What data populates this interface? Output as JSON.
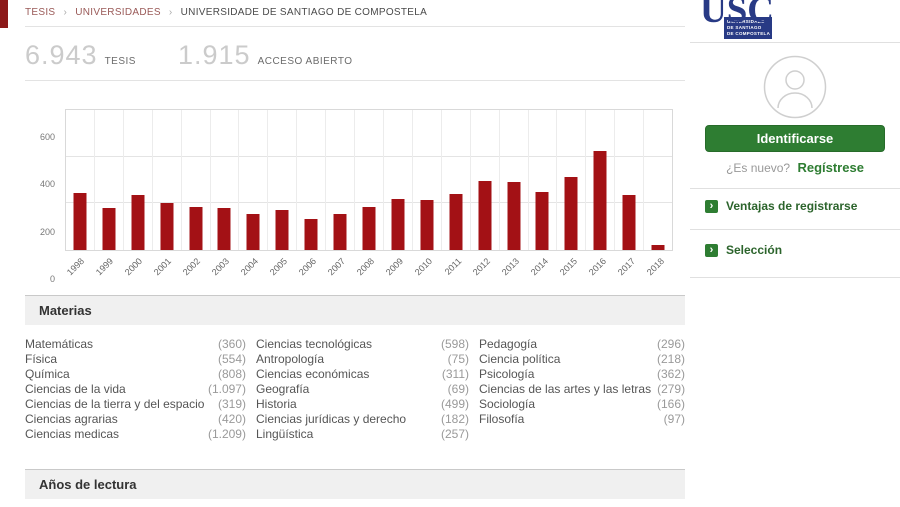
{
  "breadcrumb": {
    "separator": "›",
    "items": [
      {
        "label": "TESIS"
      },
      {
        "label": "UNIVERSIDADES"
      },
      {
        "label": "UNIVERSIDADE DE SANTIAGO DE COMPOSTELA"
      }
    ]
  },
  "stats": {
    "theses_count": "6.943",
    "theses_label": "TESIS",
    "open_access_count": "1.915",
    "open_access_label": "ACCESO ABIERTO"
  },
  "chart_data": {
    "type": "bar",
    "title": "",
    "xlabel": "",
    "ylabel": "",
    "categories": [
      "1998",
      "1999",
      "2000",
      "2001",
      "2002",
      "2003",
      "2004",
      "2005",
      "2006",
      "2007",
      "2008",
      "2009",
      "2010",
      "2011",
      "2012",
      "2013",
      "2014",
      "2015",
      "2016",
      "2017",
      "2018"
    ],
    "values": [
      245,
      180,
      235,
      200,
      185,
      180,
      155,
      170,
      135,
      155,
      185,
      220,
      215,
      240,
      295,
      290,
      250,
      315,
      425,
      235,
      20
    ],
    "ylim": [
      0,
      600
    ],
    "yticks": [
      0,
      200,
      400,
      600
    ],
    "grid": true,
    "legend": false,
    "bar_color": "#a31115"
  },
  "materias": {
    "title": "Materias",
    "columns": [
      [
        {
          "label": "Matemáticas",
          "count": "(360)"
        },
        {
          "label": "Física",
          "count": "(554)"
        },
        {
          "label": "Química",
          "count": "(808)"
        },
        {
          "label": "Ciencias de la vida",
          "count": "(1.097)"
        },
        {
          "label": "Ciencias de la tierra y del espacio",
          "count": "(319)"
        },
        {
          "label": "Ciencias agrarias",
          "count": "(420)"
        },
        {
          "label": "Ciencias medicas",
          "count": "(1.209)"
        }
      ],
      [
        {
          "label": "Ciencias tecnológicas",
          "count": "(598)"
        },
        {
          "label": "Antropología",
          "count": "(75)"
        },
        {
          "label": "Ciencias económicas",
          "count": "(311)"
        },
        {
          "label": "Geografía",
          "count": "(69)"
        },
        {
          "label": "Historia",
          "count": "(499)"
        },
        {
          "label": "Ciencias jurídicas y derecho",
          "count": "(182)"
        },
        {
          "label": "Lingüística",
          "count": "(257)"
        }
      ],
      [
        {
          "label": "Pedagogía",
          "count": "(296)"
        },
        {
          "label": "Ciencia política",
          "count": "(218)"
        },
        {
          "label": "Psicología",
          "count": "(362)"
        },
        {
          "label": "Ciencias de las artes y las letras",
          "count": "(279)"
        },
        {
          "label": "Sociología",
          "count": "(166)"
        },
        {
          "label": "Filosofía",
          "count": "(97)"
        }
      ]
    ]
  },
  "anos": {
    "title": "Años de lectura"
  },
  "sidebar": {
    "logo": {
      "wordmark": "USC",
      "line1": "UNIVERSIDADE",
      "line2": "DE SANTIAGO",
      "line3": "DE COMPOSTELA"
    },
    "login_button": "Identificarse",
    "new_user_prompt": "¿Es nuevo?",
    "register_link": "Regístrese",
    "item_icon": "›",
    "items": [
      {
        "label": "Ventajas de registrarse"
      },
      {
        "label": "Selección"
      }
    ]
  },
  "colors": {
    "bar_red": "#a31115",
    "green": "#2e7d32",
    "usc_blue": "#283a85",
    "breadcrumb_link": "#9a5a58"
  }
}
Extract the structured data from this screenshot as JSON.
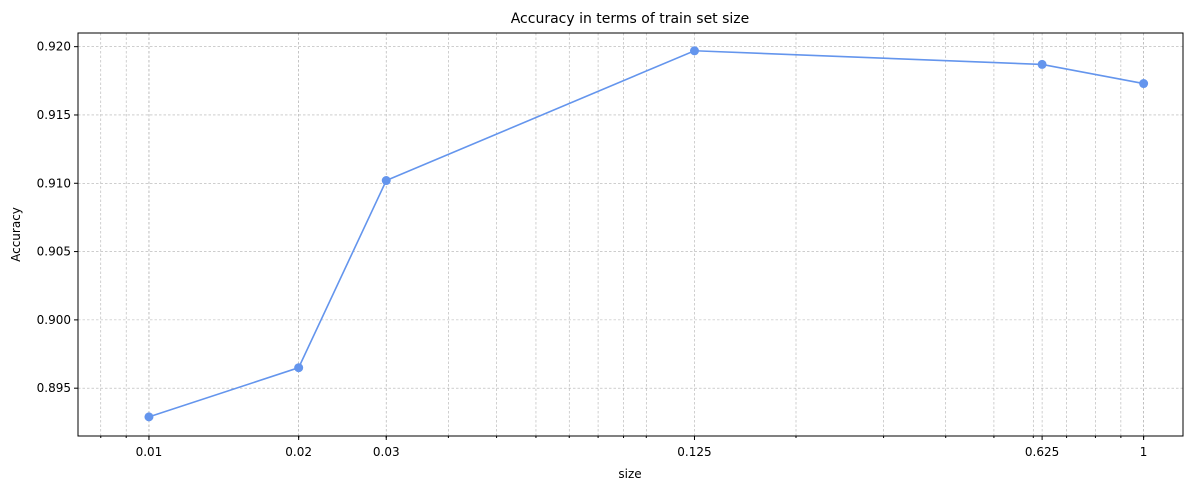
{
  "chart_data": {
    "type": "line",
    "title": "Accuracy in terms of train set size",
    "xlabel": "size",
    "ylabel": "Accuracy",
    "x_scale": "log",
    "xlim": [
      0.0072,
      1.2
    ],
    "ylim": [
      0.8915,
      0.921
    ],
    "grid": true,
    "grid_minor_x": true,
    "x_ticks": [
      0.01,
      0.02,
      0.03,
      0.125,
      0.625,
      1
    ],
    "x_tick_labels": [
      "0.01",
      "0.02",
      "0.03",
      "0.125",
      "0.625",
      "1"
    ],
    "y_ticks": [
      0.895,
      0.9,
      0.905,
      0.91,
      0.915,
      0.92
    ],
    "y_tick_labels": [
      "0.895",
      "0.900",
      "0.905",
      "0.910",
      "0.915",
      "0.920"
    ],
    "series": [
      {
        "color": "#6495ed",
        "marker": "circle",
        "x": [
          0.01,
          0.02,
          0.03,
          0.125,
          0.625,
          1
        ],
        "y": [
          0.8929,
          0.8965,
          0.9102,
          0.9197,
          0.9187,
          0.9173
        ]
      }
    ]
  }
}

----

> [OBJECTIVE]: Reproduce the listing exactly. Leave its pictures out.

> [FINAL ANSWER]:
What data populates this interface? Output as JSON.
{
  "breadcrumb": {
    "separator": "›",
    "items": [
      {
        "label": "TESIS"
      },
      {
        "label": "UNIVERSIDADES"
      },
      {
        "label": "UNIVERSIDADE DE SANTIAGO DE COMPOSTELA"
      }
    ]
  },
  "stats": {
    "theses_count": "6.943",
    "theses_label": "TESIS",
    "open_access_count": "1.915",
    "open_access_label": "ACCESO ABIERTO"
  },
  "chart_data": {
    "type": "bar",
    "title": "",
    "xlabel": "",
    "ylabel": "",
    "categories": [
      "1998",
      "1999",
      "2000",
      "2001",
      "2002",
      "2003",
      "2004",
      "2005",
      "2006",
      "2007",
      "2008",
      "2009",
      "2010",
      "2011",
      "2012",
      "2013",
      "2014",
      "2015",
      "2016",
      "2017",
      "2018"
    ],
    "values": [
      245,
      180,
      235,
      200,
      185,
      180,
      155,
      170,
      135,
      155,
      185,
      220,
      215,
      240,
      295,
      290,
      250,
      315,
      425,
      235,
      20
    ],
    "ylim": [
      0,
      600
    ],
    "yticks": [
      0,
      200,
      400,
      600
    ],
    "grid": true,
    "legend": false,
    "bar_color": "#a31115"
  },
  "materias": {
    "title": "Materias",
    "columns": [
      [
        {
          "label": "Matemáticas",
          "count": "(360)"
        },
        {
          "label": "Física",
          "count": "(554)"
        },
        {
          "label": "Química",
          "count": "(808)"
        },
        {
          "label": "Ciencias de la vida",
          "count": "(1.097)"
        },
        {
          "label": "Ciencias de la tierra y del espacio",
          "count": "(319)"
        },
        {
          "label": "Ciencias agrarias",
          "count": "(420)"
        },
        {
          "label": "Ciencias medicas",
          "count": "(1.209)"
        }
      ],
      [
        {
          "label": "Ciencias tecnológicas",
          "count": "(598)"
        },
        {
          "label": "Antropología",
          "count": "(75)"
        },
        {
          "label": "Ciencias económicas",
          "count": "(311)"
        },
        {
          "label": "Geografía",
          "count": "(69)"
        },
        {
          "label": "Historia",
          "count": "(499)"
        },
        {
          "label": "Ciencias jurídicas y derecho",
          "count": "(182)"
        },
        {
          "label": "Lingüística",
          "count": "(257)"
        }
      ],
      [
        {
          "label": "Pedagogía",
          "count": "(296)"
        },
        {
          "label": "Ciencia política",
          "count": "(218)"
        },
        {
          "label": "Psicología",
          "count": "(362)"
        },
        {
          "label": "Ciencias de las artes y las letras",
          "count": "(279)"
        },
        {
          "label": "Sociología",
          "count": "(166)"
        },
        {
          "label": "Filosofía",
          "count": "(97)"
        }
      ]
    ]
  },
  "anos": {
    "title": "Años de lectura"
  },
  "sidebar": {
    "logo": {
      "wordmark": "USC",
      "line1": "UNIVERSIDADE",
      "line2": "DE SANTIAGO",
      "line3": "DE COMPOSTELA"
    },
    "login_button": "Identificarse",
    "new_user_prompt": "¿Es nuevo?",
    "register_link": "Regístrese",
    "item_icon": "›",
    "items": [
      {
        "label": "Ventajas de registrarse"
      },
      {
        "label": "Selección"
      }
    ]
  },
  "colors": {
    "bar_red": "#a31115",
    "green": "#2e7d32",
    "usc_blue": "#283a85",
    "breadcrumb_link": "#9a5a58"
  }
}
Extract the structured data from this screenshot as JSON.
{
  "chart_data": {
    "type": "line",
    "title": "Accuracy in terms of train set size",
    "xlabel": "size",
    "ylabel": "Accuracy",
    "x_scale": "log",
    "xlim": [
      0.0072,
      1.2
    ],
    "ylim": [
      0.8915,
      0.921
    ],
    "grid": true,
    "grid_minor_x": true,
    "x_ticks": [
      0.01,
      0.02,
      0.03,
      0.125,
      0.625,
      1
    ],
    "x_tick_labels": [
      "0.01",
      "0.02",
      "0.03",
      "0.125",
      "0.625",
      "1"
    ],
    "y_ticks": [
      0.895,
      0.9,
      0.905,
      0.91,
      0.915,
      0.92
    ],
    "y_tick_labels": [
      "0.895",
      "0.900",
      "0.905",
      "0.910",
      "0.915",
      "0.920"
    ],
    "series": [
      {
        "color": "#6495ed",
        "marker": "circle",
        "x": [
          0.01,
          0.02,
          0.03,
          0.125,
          0.625,
          1
        ],
        "y": [
          0.8929,
          0.8965,
          0.9102,
          0.9197,
          0.9187,
          0.9173
        ]
      }
    ]
  }
}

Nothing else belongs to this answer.